Task statement: Print out each entry below exactly, please.
— START Record extracts —
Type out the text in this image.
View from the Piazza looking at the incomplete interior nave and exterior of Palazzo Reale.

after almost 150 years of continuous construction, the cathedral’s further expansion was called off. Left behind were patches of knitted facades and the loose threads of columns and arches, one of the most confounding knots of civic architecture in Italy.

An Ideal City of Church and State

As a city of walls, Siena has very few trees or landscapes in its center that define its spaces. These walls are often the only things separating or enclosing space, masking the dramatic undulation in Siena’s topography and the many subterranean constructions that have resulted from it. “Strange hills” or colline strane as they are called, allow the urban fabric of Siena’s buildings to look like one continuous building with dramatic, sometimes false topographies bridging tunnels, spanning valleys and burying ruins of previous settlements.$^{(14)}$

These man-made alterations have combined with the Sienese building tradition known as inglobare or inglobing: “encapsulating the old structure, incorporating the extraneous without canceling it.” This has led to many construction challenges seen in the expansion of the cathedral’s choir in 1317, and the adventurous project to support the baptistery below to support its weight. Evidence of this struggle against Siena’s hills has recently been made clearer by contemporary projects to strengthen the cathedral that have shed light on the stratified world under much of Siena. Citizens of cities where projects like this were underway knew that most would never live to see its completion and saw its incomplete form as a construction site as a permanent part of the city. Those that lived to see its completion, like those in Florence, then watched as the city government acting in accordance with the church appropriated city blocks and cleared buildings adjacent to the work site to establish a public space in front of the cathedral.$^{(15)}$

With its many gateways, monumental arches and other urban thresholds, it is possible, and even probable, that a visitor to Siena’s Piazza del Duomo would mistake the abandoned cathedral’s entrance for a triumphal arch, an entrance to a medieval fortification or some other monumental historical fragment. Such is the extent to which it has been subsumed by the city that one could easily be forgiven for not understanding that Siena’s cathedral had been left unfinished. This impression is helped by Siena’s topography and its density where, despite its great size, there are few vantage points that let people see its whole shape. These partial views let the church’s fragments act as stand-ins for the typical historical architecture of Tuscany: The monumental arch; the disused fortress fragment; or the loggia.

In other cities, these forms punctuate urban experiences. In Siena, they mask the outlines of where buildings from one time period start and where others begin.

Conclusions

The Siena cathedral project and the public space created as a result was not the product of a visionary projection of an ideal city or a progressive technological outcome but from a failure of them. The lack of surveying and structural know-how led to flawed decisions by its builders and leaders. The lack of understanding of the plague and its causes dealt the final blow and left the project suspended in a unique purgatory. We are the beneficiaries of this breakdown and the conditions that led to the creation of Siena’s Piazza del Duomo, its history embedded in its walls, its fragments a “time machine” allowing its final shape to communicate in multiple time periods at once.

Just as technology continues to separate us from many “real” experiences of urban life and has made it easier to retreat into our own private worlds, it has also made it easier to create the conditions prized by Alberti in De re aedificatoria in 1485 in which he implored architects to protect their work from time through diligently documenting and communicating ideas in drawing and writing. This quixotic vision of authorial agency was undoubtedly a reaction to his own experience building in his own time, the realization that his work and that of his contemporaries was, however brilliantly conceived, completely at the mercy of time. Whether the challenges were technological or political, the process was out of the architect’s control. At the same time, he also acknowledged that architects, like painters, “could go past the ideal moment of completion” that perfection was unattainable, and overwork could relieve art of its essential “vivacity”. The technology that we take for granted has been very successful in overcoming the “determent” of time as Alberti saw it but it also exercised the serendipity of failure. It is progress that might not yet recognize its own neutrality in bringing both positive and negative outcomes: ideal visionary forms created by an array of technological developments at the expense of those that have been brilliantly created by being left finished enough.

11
— END Record extracts —
Completed exercise:
Type out the text in this image.
View from the Piazza looking at the incomplete interior nave and exterior of Palazzo Reale.

after almost 150 years of continuous construction, the cathedral’s further expansion was called off. Left behind were patches of knitted facades and the loose threads of columns and arches, one of the most confounding knots of civic architecture in Italy.

An Ideal City of Church and State

As a city of walls, Siena has very few trees or landscapes in its center that define its spaces. These walls are often the only things separating or enclosing space, masking the dramatic undulation in Siena’s topography and the many subterranean constructions that have resulted from it. “Strange hills” or colline strane as they are called, allow the urban fabric of Siena’s buildings to look like one continuous building with dramatic, sometimes false topographies bridging tunnels, spanning valleys and burying ruins of previous settlements.$^{(14)}$

These man-made alterations have combined with the Sienese building tradition known as inglobare or inglobing: “encapsulating the old structure, incorporating the extraneous without canceling it.” This has led to many construction challenges seen in the expansion of the cathedral’s choir in 1317, and the adventurous project to support the baptistery below to support its weight. Evidence of this struggle against Siena’s hills has recently been made clearer by contemporary projects to strengthen the cathedral that have shed light on the stratified world under much of Siena. Citizens of cities where projects like this were underway knew that most would never live to see its completion and saw its incomplete form as a construction site as a permanent part of the city. Those that lived to see its completion, like those in Florence, then watched as the city government acting in accordance with the church appropriated city blocks and cleared buildings adjacent to the work site to establish a public space in front of the cathedral.$^{(15)}$

With its many gateways, monumental arches and other urban thresholds, it is possible, and even probable, that a visitor to Siena’s Piazza del Duomo would mistake the abandoned cathedral’s entrance for a triumphal arch, an entrance to a medieval fortification or some other monumental historical fragment. Such is the extent to which it has been subsumed by the city that one could easily be forgiven for not understanding that Siena’s cathedral had been left unfinished. This impression is helped by Siena’s topography and its density where, despite its great size, there are few vantage points that let people see its whole shape. These partial views let the church’s fragments act as stand-ins for the typical historical architecture of Tuscany: The monumental arch; the disused fortress fragment; or the loggia.

In other cities, these forms punctuate urban experiences. In Siena, they mask the outlines of where buildings from one time period start and where others begin.

Conclusions

The Siena cathedral project and the public space created as a result was not the product of a visionary projection of an ideal city or a progressive technological outcome but from a failure of them. The lack of surveying and structural know-how led to flawed decisions by its builders and leaders. The lack of understanding of the plague and its causes dealt the final blow and left the project suspended in a unique purgatory. We are the beneficiaries of this breakdown and the conditions that led to the creation of Siena’s Piazza del Duomo, its history embedded in its walls, its fragments a “time machine” allowing its final shape to communicate in multiple time periods at once.

Just as technology continues to separate us from many “real” experiences of urban life and has made it easier to retreat into our own private worlds, it has also made it easier to create the conditions prized by Alberti in De re aedificatoria in 1485 in which he implored architects to protect their work from time through diligently documenting and communicating ideas in drawing and writing. This quixotic vision of authorial agency was undoubtedly a reaction to his own experience building in his own time, the realization that his work and that of his contemporaries was, however brilliantly conceived, completely at the mercy of time. Whether the challenges were technological or political, the process was out of the architect’s control. At the same time, he also acknowledged that architects, like painters, “could go past the ideal moment of completion” that perfection was unattainable, and overwork could relieve art of its essential “vivacity”. The technology that we take for granted has been very successful in overcoming the “determent” of time as Alberti saw it but it also exercised the serendipity of failure. It is progress that might not yet recognize its own neutrality in bringing both positive and negative outcomes: ideal visionary forms created by an array of technological developments at the expense of those that have been brilliantly created by being left finished enough.

11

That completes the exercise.